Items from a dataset
####################

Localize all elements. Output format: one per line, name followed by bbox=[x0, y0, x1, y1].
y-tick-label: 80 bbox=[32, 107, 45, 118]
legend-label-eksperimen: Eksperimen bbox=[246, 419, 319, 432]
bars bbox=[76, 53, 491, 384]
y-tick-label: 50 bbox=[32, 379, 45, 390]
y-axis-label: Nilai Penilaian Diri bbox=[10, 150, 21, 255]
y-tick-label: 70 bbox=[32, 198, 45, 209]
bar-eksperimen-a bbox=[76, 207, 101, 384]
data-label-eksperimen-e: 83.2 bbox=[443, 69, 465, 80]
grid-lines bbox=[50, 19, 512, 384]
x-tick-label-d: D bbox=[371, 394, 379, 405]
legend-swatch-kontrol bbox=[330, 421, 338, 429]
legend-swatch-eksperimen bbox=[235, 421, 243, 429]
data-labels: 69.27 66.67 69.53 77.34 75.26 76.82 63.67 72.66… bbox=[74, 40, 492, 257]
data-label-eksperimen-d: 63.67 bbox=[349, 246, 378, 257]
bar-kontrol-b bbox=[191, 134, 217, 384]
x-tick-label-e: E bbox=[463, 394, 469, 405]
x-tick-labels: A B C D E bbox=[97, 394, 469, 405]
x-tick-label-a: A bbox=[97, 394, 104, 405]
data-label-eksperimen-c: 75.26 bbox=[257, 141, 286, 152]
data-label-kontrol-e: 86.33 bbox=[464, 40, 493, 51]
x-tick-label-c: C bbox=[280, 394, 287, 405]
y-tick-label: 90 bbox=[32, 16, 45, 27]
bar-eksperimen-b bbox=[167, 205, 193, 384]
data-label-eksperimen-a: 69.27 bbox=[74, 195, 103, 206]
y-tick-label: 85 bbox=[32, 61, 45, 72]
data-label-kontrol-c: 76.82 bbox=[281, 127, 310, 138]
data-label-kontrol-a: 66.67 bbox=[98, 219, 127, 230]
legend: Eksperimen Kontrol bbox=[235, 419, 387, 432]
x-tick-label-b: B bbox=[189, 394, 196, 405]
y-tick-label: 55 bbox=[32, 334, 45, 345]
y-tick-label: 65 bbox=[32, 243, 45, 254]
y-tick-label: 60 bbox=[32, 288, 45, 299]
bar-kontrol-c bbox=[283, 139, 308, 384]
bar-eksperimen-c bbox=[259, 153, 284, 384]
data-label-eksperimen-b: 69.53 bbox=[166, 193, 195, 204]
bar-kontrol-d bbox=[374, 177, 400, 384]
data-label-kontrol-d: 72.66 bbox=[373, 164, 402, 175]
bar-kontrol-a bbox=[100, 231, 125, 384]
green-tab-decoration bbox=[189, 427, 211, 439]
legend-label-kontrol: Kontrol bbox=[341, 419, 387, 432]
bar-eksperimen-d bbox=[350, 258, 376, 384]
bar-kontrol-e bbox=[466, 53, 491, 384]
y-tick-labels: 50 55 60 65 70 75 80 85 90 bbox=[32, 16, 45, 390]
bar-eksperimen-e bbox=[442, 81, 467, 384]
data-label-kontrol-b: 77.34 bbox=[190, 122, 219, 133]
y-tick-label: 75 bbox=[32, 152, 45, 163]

####################

SHORT EXERCISE
Reproduce every line of the rows above verbatim.

WRITTEN ANSWER
Localize all elements. Output format: one per line, name followed by bbox=[x0, y0, x1, y1].
y-tick-label: 80 bbox=[32, 107, 45, 118]
legend-label-eksperimen: Eksperimen bbox=[246, 419, 319, 432]
bars bbox=[76, 53, 491, 384]
y-tick-label: 50 bbox=[32, 379, 45, 390]
y-axis-label: Nilai Penilaian Diri bbox=[10, 150, 21, 255]
y-tick-label: 70 bbox=[32, 198, 45, 209]
bar-eksperimen-a bbox=[76, 207, 101, 384]
data-label-eksperimen-e: 83.2 bbox=[443, 69, 465, 80]
grid-lines bbox=[50, 19, 512, 384]
x-tick-label-d: D bbox=[371, 394, 379, 405]
legend-swatch-kontrol bbox=[330, 421, 338, 429]
legend-swatch-eksperimen bbox=[235, 421, 243, 429]
data-labels: 69.27 66.67 69.53 77.34 75.26 76.82 63.67 72.66… bbox=[74, 40, 492, 257]
data-label-eksperimen-d: 63.67 bbox=[349, 246, 378, 257]
bar-kontrol-b bbox=[191, 134, 217, 384]
x-tick-label-e: E bbox=[463, 394, 469, 405]
x-tick-labels: A B C D E bbox=[97, 394, 469, 405]
x-tick-label-a: A bbox=[97, 394, 104, 405]
data-label-eksperimen-c: 75.26 bbox=[257, 141, 286, 152]
data-label-kontrol-e: 86.33 bbox=[464, 40, 493, 51]
x-tick-label-c: C bbox=[280, 394, 287, 405]
y-tick-label: 90 bbox=[32, 16, 45, 27]
bar-eksperimen-b bbox=[167, 205, 193, 384]
data-label-eksperimen-a: 69.27 bbox=[74, 195, 103, 206]
y-tick-label: 85 bbox=[32, 61, 45, 72]
data-label-kontrol-c: 76.82 bbox=[281, 127, 310, 138]
data-label-kontrol-a: 66.67 bbox=[98, 219, 127, 230]
legend: Eksperimen Kontrol bbox=[235, 419, 387, 432]
x-tick-label-b: B bbox=[189, 394, 196, 405]
y-tick-label: 55 bbox=[32, 334, 45, 345]
y-tick-label: 65 bbox=[32, 243, 45, 254]
y-tick-label: 60 bbox=[32, 288, 45, 299]
bar-kontrol-c bbox=[283, 139, 308, 384]
bar-eksperimen-c bbox=[259, 153, 284, 384]
data-label-eksperimen-b: 69.53 bbox=[166, 193, 195, 204]
bar-kontrol-d bbox=[374, 177, 400, 384]
data-label-kontrol-d: 72.66 bbox=[373, 164, 402, 175]
bar-kontrol-a bbox=[100, 231, 125, 384]
green-tab-decoration bbox=[189, 427, 211, 439]
legend-label-kontrol: Kontrol bbox=[341, 419, 387, 432]
bar-eksperimen-d bbox=[350, 258, 376, 384]
bar-kontrol-e bbox=[466, 53, 491, 384]
y-tick-labels: 50 55 60 65 70 75 80 85 90 bbox=[32, 16, 45, 390]
bar-eksperimen-e bbox=[442, 81, 467, 384]
data-label-kontrol-b: 77.34 bbox=[190, 122, 219, 133]
y-tick-label: 75 bbox=[32, 152, 45, 163]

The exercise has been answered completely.